-- Begin MATERIAL PROVIDED --

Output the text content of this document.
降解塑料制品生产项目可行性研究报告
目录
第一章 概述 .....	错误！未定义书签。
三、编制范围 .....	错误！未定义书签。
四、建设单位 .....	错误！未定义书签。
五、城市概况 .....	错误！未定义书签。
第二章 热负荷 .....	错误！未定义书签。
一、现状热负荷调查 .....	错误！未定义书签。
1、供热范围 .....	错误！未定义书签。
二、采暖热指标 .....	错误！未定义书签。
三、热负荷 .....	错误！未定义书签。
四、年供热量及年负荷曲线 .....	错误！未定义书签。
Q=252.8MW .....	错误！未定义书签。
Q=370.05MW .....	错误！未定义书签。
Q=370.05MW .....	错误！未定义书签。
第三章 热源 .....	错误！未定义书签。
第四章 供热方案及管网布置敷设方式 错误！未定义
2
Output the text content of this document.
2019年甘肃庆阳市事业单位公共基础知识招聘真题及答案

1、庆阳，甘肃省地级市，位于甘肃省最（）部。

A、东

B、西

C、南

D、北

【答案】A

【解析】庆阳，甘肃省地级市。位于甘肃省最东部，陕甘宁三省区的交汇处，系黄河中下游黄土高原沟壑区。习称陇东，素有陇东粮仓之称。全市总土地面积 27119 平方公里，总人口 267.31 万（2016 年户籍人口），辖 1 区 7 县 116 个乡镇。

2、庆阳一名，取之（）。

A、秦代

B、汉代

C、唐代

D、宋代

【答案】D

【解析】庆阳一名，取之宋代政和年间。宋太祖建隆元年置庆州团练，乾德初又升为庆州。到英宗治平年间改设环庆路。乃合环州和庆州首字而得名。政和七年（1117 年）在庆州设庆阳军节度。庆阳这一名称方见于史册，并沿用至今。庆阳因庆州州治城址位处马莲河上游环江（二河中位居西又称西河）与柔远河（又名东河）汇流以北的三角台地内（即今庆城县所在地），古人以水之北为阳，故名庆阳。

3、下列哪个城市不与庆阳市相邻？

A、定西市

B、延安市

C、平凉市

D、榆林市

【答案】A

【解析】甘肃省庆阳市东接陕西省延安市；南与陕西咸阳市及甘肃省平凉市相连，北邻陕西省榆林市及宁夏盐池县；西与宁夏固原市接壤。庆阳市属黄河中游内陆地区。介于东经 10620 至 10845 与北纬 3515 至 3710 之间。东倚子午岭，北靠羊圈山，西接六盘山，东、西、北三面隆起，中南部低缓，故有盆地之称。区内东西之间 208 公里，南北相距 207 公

-- End MATERIAL PROVIDED --

> WHAT NEEDS TO BE DONE: Only the count is wanted: report how many lines of the material above hold the word "庆阳一名".

> RESPONSE: 2